• DATA FOR PROCESSING:
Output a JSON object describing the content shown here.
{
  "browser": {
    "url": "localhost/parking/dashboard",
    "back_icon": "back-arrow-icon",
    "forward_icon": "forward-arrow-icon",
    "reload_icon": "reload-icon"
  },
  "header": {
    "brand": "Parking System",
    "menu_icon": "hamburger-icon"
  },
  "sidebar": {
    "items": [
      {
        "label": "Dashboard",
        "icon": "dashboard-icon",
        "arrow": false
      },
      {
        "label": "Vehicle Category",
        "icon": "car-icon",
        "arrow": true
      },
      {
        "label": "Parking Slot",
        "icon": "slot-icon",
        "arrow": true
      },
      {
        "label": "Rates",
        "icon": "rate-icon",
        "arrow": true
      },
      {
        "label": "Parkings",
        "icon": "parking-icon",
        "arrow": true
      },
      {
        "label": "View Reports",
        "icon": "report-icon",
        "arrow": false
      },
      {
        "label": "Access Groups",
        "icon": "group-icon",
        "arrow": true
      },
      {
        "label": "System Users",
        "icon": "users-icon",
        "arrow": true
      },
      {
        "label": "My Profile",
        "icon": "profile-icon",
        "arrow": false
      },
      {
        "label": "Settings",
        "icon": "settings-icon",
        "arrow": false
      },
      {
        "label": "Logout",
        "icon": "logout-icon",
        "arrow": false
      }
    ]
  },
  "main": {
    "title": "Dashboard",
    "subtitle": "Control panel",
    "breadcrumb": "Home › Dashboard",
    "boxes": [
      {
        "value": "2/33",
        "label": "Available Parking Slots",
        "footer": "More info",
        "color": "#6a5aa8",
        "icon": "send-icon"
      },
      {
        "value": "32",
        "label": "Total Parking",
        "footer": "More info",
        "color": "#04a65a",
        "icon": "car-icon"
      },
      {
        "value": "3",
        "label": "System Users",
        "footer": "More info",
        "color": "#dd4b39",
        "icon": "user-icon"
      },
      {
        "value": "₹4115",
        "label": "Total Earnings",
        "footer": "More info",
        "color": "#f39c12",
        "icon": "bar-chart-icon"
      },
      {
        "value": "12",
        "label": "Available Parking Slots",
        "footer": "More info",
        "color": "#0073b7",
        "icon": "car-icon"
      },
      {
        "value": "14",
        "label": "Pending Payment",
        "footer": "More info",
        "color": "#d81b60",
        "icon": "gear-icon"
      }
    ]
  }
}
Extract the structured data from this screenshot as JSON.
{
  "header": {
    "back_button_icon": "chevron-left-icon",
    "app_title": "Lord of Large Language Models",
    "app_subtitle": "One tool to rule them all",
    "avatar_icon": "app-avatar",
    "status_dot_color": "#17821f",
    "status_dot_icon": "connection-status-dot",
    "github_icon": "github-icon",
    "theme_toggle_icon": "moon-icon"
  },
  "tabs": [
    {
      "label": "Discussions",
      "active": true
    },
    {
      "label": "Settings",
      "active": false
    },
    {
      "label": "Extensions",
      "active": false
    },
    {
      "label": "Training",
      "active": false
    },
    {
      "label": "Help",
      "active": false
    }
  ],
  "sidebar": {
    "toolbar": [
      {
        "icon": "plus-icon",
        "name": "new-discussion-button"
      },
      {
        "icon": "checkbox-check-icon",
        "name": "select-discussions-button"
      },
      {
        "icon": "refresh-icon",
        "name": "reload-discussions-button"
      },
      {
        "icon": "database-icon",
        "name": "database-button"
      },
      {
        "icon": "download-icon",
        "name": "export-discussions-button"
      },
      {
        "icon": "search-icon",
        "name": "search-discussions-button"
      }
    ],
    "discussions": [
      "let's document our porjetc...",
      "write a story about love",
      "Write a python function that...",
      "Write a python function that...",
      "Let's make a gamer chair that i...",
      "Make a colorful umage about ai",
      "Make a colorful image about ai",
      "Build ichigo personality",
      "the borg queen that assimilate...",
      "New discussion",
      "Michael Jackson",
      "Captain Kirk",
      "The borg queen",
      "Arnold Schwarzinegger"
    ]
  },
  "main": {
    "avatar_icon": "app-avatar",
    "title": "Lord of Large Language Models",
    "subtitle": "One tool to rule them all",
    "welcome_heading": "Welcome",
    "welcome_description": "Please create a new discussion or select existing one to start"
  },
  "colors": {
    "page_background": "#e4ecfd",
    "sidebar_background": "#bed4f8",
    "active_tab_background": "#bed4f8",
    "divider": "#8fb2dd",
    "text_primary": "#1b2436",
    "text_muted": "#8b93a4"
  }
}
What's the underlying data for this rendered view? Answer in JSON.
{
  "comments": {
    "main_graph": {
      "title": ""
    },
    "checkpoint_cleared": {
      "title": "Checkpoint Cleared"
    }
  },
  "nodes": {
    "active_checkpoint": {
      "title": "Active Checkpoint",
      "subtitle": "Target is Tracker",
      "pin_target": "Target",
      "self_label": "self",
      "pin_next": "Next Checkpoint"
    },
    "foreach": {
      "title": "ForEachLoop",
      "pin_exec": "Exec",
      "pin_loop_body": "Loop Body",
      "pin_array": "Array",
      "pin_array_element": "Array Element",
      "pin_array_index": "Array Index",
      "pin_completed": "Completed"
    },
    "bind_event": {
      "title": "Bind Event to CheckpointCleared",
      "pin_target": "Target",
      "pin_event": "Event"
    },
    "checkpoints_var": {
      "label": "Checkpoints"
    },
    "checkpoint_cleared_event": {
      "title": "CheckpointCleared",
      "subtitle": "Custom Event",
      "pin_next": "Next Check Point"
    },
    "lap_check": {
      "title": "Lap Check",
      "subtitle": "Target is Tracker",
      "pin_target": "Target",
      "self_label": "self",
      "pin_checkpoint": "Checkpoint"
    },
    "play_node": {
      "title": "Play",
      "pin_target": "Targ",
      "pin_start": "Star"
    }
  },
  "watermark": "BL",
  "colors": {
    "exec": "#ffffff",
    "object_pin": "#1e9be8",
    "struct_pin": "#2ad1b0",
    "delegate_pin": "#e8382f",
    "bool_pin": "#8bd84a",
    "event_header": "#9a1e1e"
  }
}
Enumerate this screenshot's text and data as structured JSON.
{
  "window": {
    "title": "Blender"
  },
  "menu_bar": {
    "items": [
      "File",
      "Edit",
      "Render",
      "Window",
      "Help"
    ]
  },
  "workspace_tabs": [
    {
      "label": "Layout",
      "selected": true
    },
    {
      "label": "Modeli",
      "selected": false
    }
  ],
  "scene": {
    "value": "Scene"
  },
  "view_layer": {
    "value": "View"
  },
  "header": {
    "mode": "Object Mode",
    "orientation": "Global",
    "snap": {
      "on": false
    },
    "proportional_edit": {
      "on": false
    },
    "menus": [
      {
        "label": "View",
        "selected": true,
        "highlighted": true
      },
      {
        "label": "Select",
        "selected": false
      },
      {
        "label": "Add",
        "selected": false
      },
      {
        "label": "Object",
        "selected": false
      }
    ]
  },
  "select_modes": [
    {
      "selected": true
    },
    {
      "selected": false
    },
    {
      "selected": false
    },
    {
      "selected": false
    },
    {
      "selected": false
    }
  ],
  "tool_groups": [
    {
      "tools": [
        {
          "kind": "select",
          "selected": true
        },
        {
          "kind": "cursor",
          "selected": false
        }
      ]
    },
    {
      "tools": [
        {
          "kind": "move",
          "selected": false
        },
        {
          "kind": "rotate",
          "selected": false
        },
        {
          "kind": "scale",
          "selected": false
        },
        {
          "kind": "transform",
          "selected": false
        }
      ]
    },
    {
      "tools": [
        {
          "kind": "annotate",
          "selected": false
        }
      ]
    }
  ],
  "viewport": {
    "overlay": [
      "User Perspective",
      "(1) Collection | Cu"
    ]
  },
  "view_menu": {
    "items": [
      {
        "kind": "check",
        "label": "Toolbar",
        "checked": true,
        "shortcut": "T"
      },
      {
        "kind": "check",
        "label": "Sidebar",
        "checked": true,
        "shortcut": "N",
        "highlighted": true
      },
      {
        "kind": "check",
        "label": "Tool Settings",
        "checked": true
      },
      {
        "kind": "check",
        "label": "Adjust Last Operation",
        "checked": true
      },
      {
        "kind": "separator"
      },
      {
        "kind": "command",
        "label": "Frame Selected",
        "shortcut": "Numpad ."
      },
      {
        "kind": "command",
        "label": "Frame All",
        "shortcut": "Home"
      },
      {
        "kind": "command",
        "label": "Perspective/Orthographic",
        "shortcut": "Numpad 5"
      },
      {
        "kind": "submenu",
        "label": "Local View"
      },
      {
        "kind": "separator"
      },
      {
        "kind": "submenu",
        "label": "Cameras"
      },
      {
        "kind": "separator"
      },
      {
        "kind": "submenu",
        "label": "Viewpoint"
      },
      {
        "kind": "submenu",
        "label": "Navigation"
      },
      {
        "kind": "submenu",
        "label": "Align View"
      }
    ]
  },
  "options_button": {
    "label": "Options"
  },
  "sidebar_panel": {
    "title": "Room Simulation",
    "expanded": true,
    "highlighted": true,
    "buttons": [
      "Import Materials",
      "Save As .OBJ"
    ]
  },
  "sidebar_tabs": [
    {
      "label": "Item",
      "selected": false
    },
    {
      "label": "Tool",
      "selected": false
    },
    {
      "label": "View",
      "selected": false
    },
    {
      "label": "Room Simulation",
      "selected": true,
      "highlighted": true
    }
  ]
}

• TASK TO COMPLETE:
Reply with only the number of lines in the entries that contain the word "Simulation".

• SOLUTION:
2